> Task
Continue the email reply below about documenting nix-store features, picking up after its last line.

> Source document

On 16 Feb 2015, at 17:04, Ertugrul Söylemez <[email protected]> 
> I believe everything should be documented at least in a technical
> manual.  But there is nothing wrong with putting a note there:  "Regular
> users should not need to use this command."
> 
I wouldn't be in such a hurry to document things in this manner , because the 
basic assumption is "if it's documented then it's supported and we welcome 
users to use it", and how would you differentiate between regular and advanced 
users anyway? 

Of course you should introduce the feature or functionality with the use-case 
that it's aimed at (i.e. Why do I need this?), but documenting something and 
then disclaimering it with "but actually you don't really want to use this coz 
it's risky" is usually just an invitation for mayhem. 

Bottom line IMHO - either you educate users with the correct information and 
then trust them to use the feature responsibly, or you don't expose it.

> 
>> The format is as follows (see decodeValidPathInfo() in store-api.cc):
>> 
>>  <line containing the store path>
>>  <if --hash-given is used, a line containing the hash of the contents of
>>   the path (nix-store -q --path)>
>>  <if --hash-given is used, a line containing the size of the contents of
>>   the path (nix-store -q --size)>
>>  <the deriver>
>>  <an integer containing the number of references>
>>  <the references, one per line>
>> 
>> This is repeated until EOF.
>> 
>> See pkgs/build-support/kernel/paths-from-graph.pl for an example of a
>> script that generates registration info in this format.

> Supplied material
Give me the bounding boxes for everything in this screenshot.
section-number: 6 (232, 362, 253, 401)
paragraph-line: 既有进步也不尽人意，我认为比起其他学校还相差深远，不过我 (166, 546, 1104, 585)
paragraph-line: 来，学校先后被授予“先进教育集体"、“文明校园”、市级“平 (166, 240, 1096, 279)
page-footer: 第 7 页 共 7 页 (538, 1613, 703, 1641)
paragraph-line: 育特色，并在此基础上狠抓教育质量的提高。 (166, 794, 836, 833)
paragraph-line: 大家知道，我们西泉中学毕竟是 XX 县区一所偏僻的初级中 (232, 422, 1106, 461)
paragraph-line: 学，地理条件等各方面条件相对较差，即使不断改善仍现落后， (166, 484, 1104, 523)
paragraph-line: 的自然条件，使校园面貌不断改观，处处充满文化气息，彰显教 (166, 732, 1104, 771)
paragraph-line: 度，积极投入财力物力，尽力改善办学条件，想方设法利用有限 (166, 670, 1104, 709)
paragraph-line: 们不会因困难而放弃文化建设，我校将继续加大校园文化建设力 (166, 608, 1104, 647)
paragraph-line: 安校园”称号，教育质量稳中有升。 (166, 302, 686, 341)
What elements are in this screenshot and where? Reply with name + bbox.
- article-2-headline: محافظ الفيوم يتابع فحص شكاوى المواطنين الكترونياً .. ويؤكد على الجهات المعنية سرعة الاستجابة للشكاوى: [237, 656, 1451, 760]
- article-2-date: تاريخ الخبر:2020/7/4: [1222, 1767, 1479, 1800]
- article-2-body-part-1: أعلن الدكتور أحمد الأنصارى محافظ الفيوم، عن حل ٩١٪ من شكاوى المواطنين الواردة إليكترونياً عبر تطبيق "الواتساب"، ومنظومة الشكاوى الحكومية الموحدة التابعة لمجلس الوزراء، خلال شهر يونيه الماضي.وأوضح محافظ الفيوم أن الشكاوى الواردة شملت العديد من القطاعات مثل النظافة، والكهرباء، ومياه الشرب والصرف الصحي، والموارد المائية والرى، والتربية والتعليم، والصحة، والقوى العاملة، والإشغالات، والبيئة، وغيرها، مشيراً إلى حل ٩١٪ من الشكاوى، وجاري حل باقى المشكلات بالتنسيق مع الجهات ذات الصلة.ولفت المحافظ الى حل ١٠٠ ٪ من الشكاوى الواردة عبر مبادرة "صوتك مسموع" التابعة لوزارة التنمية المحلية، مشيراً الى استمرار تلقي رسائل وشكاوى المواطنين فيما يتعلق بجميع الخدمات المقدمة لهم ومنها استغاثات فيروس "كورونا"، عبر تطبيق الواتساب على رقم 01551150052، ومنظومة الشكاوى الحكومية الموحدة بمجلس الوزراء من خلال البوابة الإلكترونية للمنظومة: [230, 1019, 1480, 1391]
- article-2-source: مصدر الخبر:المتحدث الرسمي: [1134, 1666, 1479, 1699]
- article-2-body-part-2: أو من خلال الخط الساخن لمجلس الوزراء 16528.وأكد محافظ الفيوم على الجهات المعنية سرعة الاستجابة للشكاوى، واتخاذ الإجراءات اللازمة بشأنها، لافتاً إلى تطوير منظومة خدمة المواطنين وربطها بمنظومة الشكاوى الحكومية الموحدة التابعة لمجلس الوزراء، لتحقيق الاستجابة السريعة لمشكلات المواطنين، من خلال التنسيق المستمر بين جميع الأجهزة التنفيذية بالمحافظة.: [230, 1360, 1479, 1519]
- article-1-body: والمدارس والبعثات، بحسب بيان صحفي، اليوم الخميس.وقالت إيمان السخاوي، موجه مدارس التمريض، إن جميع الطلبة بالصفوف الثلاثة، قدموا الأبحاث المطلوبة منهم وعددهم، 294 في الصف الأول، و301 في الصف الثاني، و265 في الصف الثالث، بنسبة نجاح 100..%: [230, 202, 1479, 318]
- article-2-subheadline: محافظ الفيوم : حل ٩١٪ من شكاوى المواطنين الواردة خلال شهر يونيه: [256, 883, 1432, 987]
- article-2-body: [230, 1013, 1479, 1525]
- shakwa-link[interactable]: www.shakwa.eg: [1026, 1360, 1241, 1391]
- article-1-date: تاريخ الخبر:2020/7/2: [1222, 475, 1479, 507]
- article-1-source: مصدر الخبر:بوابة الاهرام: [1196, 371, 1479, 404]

> Answer below
> 
> Thanks.  That's a bit difficult for shell scripts to parse, because it's
> context-sensitive.  Is there a context-free or regular format or a
> predefined parser that I can use from within a small shell script?  I
> need to copy the full closure of a derivation in a builder.
> 
> 
>>> Regarding the overhaul of `--help` I will just do it and see what
>>> people think about it.
>> 
>> Note that I removed --help on purpose because I didn't want to
>> maintain two sets of option documentation. Invoking "man" is also what
>> tools like Git do, so it's not entirely uncommon.
> 
> One advantage of the way Git does it is that it's context-sensitive.  It
> does not just fire up a general man-page and lets you search it.  Nix
> tools have a large and growing set of options, so at least we should
> have that.
> 
> Would you agree to reintroduce it, if it contributes to a better UX?  I
> will think of ways to keep everything in one place.